Records contained in a dataset
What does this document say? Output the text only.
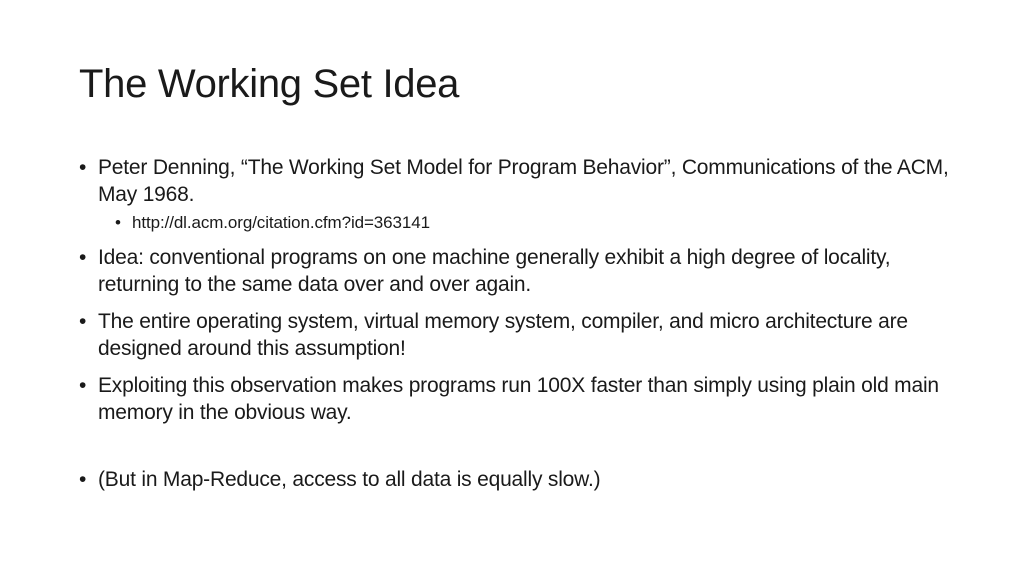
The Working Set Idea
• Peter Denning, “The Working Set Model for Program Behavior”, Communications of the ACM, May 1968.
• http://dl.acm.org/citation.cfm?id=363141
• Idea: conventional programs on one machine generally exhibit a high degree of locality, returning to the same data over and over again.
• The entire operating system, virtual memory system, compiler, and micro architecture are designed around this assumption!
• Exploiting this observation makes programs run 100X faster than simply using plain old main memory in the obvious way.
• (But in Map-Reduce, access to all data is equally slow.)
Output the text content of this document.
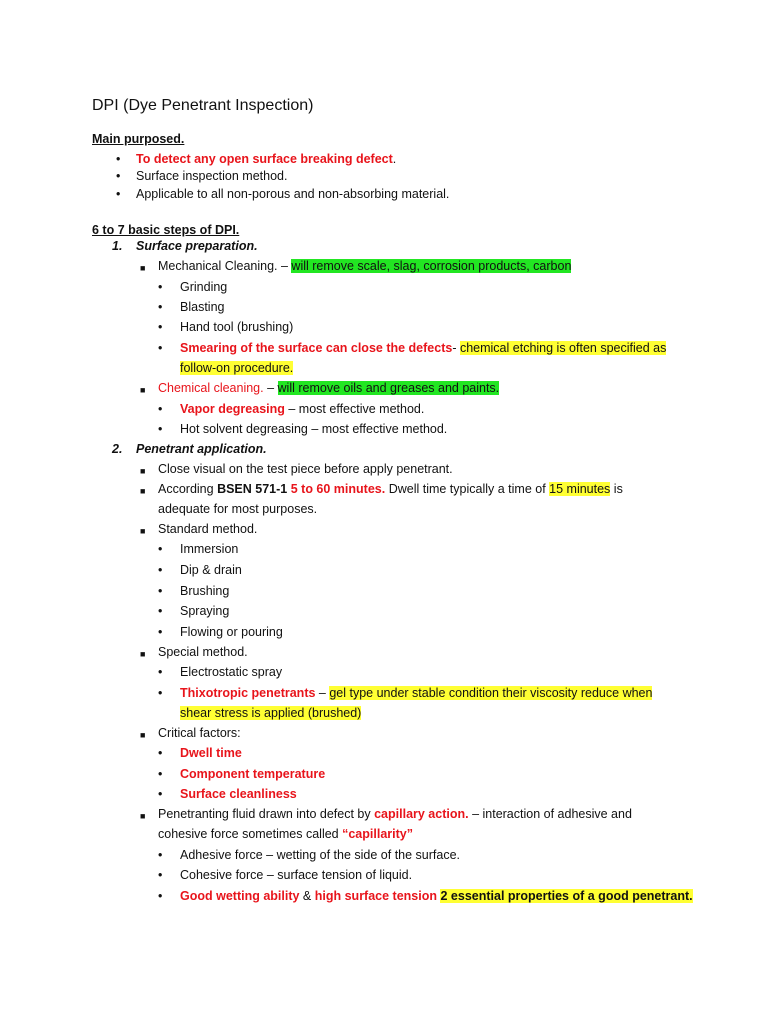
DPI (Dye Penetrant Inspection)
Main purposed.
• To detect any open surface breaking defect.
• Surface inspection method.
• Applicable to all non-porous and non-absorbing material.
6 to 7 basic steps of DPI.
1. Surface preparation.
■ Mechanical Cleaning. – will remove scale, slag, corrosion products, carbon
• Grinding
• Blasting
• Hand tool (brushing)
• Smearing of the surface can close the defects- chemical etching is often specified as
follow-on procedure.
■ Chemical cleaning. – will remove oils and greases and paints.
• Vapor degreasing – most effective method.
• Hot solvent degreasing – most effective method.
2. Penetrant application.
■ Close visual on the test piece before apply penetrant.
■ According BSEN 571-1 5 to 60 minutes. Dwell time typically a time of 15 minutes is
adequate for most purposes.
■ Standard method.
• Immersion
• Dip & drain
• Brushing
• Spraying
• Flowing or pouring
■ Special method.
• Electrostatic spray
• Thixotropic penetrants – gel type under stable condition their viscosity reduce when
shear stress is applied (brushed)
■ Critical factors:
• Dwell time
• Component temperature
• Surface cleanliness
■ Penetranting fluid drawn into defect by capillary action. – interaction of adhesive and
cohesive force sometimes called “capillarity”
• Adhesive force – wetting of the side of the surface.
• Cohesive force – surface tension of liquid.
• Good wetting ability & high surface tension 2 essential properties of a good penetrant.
==
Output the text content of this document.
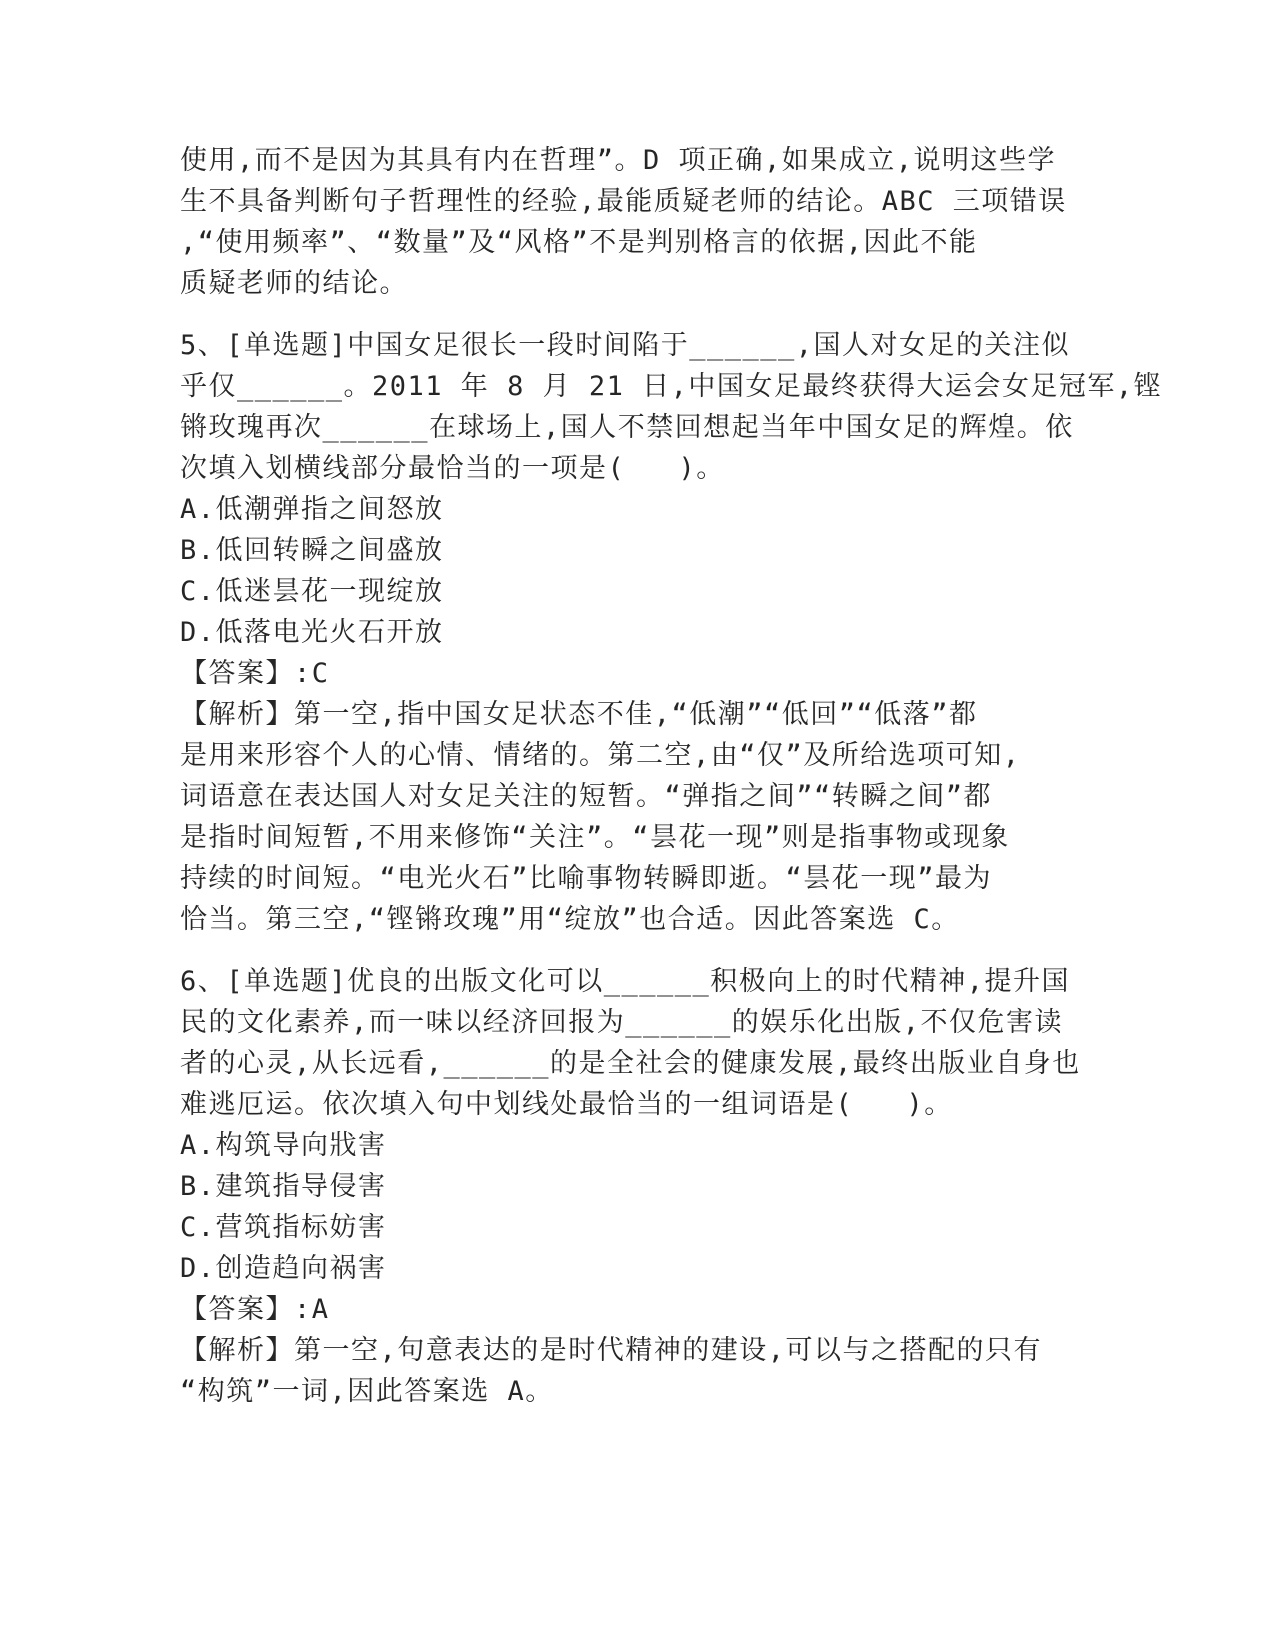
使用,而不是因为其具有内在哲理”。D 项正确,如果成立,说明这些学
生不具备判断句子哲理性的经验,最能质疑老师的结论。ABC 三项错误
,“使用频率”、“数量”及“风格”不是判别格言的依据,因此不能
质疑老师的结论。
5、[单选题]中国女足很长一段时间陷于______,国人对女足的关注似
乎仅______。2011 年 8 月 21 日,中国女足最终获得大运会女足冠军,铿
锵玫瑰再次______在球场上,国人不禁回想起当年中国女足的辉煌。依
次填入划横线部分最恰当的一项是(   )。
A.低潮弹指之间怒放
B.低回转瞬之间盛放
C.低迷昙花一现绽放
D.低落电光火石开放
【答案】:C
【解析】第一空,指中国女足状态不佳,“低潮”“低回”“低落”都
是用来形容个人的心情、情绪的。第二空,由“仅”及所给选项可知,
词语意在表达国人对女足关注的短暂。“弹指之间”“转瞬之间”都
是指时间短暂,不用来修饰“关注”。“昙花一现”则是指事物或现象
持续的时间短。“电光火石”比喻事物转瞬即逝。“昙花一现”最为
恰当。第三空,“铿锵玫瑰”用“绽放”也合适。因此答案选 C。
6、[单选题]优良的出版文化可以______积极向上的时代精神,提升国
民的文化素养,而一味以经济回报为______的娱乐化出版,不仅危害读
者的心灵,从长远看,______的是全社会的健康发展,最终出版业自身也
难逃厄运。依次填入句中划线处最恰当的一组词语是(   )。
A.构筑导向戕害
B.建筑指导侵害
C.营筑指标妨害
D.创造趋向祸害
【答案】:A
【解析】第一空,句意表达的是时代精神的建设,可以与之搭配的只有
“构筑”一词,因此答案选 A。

**EXERCISE DIRECTIONS:** Gather each line of the listing that holds the string "Dwell".

**WRITTEN RESPONSE:**
■ According BSEN 571-1 5 to 60 minutes. Dwell time typically a time of 15 minutes is
• Dwell time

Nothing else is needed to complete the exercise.